* _EXERCISE DIRECTIONS_:
Say how many lines contain the string "this". Give no other output.

▬▬▬

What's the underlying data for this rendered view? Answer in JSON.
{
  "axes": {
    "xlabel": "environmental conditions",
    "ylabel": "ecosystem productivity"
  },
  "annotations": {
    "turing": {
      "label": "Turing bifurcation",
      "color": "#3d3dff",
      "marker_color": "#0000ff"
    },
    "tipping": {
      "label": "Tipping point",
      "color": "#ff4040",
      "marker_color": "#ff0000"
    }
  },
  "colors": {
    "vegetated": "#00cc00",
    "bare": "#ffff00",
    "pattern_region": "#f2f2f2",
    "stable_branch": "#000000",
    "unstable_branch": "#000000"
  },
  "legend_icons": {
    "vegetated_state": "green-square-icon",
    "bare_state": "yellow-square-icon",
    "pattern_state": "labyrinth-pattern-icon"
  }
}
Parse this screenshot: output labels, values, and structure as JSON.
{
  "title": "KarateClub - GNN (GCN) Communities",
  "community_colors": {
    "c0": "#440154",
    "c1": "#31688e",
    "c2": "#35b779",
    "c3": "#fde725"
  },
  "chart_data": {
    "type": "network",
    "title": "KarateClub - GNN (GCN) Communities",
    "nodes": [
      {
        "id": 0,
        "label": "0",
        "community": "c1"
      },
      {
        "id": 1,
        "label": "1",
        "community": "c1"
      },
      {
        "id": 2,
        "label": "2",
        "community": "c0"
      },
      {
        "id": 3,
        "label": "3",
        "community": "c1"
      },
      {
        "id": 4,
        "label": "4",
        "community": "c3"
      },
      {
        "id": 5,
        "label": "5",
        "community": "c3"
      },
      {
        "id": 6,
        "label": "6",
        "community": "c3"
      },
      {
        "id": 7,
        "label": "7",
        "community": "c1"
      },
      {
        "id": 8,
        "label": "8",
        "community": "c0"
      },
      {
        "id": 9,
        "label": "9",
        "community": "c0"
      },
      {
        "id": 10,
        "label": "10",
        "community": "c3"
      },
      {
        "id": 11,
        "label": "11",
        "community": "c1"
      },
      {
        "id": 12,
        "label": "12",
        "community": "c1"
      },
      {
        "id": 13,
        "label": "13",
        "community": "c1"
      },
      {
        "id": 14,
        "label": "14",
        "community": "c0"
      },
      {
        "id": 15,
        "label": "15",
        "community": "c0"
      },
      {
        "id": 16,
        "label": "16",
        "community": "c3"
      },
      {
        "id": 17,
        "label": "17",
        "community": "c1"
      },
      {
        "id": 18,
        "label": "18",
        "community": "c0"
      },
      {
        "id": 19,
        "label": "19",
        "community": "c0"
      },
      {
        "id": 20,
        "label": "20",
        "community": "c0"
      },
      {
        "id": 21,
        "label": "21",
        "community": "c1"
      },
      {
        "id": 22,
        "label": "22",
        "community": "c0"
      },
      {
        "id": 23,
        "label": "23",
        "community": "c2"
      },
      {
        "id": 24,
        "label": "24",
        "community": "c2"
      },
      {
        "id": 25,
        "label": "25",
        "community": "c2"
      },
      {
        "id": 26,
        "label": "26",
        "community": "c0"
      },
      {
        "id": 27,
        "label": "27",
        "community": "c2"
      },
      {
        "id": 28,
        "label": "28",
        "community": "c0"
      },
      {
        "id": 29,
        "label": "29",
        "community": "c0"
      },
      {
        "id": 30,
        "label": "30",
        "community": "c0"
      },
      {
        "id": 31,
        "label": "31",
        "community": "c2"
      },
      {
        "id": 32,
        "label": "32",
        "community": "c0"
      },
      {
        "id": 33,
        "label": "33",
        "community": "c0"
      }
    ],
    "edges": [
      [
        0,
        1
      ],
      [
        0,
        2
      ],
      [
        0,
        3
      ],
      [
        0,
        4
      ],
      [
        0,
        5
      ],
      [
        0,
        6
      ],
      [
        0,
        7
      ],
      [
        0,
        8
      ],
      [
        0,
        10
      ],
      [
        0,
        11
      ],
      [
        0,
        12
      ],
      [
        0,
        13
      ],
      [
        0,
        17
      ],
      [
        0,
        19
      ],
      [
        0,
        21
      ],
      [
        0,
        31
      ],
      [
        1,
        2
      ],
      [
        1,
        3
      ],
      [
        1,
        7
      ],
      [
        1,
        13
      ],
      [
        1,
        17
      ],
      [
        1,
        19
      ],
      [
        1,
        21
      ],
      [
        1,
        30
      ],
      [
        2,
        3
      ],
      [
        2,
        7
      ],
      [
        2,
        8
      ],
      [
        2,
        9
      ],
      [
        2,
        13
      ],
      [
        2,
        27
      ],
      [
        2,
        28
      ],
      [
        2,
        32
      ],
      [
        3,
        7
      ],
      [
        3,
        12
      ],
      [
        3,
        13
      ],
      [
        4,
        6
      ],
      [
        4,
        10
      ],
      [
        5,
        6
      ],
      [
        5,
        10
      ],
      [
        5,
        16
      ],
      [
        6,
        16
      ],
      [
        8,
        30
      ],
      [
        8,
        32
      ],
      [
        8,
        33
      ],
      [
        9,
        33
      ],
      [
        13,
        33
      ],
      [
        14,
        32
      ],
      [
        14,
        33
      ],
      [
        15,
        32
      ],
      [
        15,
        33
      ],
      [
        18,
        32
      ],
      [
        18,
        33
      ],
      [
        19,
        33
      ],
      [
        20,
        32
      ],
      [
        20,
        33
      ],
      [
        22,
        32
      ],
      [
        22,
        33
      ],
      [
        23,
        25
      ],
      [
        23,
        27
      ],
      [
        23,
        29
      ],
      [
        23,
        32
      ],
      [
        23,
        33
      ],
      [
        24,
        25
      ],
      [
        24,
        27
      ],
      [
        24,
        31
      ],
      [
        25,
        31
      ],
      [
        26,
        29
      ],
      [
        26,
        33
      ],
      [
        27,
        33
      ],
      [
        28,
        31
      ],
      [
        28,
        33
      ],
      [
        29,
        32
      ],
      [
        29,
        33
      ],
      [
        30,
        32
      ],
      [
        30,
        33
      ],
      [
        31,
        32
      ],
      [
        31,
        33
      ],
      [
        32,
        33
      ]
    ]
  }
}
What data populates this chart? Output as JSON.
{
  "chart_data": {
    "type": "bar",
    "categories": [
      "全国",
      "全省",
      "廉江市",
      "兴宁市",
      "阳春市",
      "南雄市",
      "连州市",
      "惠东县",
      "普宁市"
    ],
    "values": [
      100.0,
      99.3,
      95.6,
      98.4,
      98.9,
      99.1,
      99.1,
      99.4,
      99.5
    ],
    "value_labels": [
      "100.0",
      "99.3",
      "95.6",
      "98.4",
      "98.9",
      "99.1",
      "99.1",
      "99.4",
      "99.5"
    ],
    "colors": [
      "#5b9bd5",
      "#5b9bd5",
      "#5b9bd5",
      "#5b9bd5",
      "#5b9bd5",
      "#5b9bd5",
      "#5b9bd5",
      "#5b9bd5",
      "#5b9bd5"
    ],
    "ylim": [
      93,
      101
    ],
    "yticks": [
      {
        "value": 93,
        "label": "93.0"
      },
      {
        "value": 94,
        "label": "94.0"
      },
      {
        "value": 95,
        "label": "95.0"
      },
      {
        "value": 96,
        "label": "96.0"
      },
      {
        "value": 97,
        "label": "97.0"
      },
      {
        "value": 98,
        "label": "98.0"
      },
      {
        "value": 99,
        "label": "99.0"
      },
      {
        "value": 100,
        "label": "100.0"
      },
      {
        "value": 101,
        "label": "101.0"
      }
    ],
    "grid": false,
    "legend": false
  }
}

▬▬▬

* _SOLUTION TO THE EXERCISE_:
3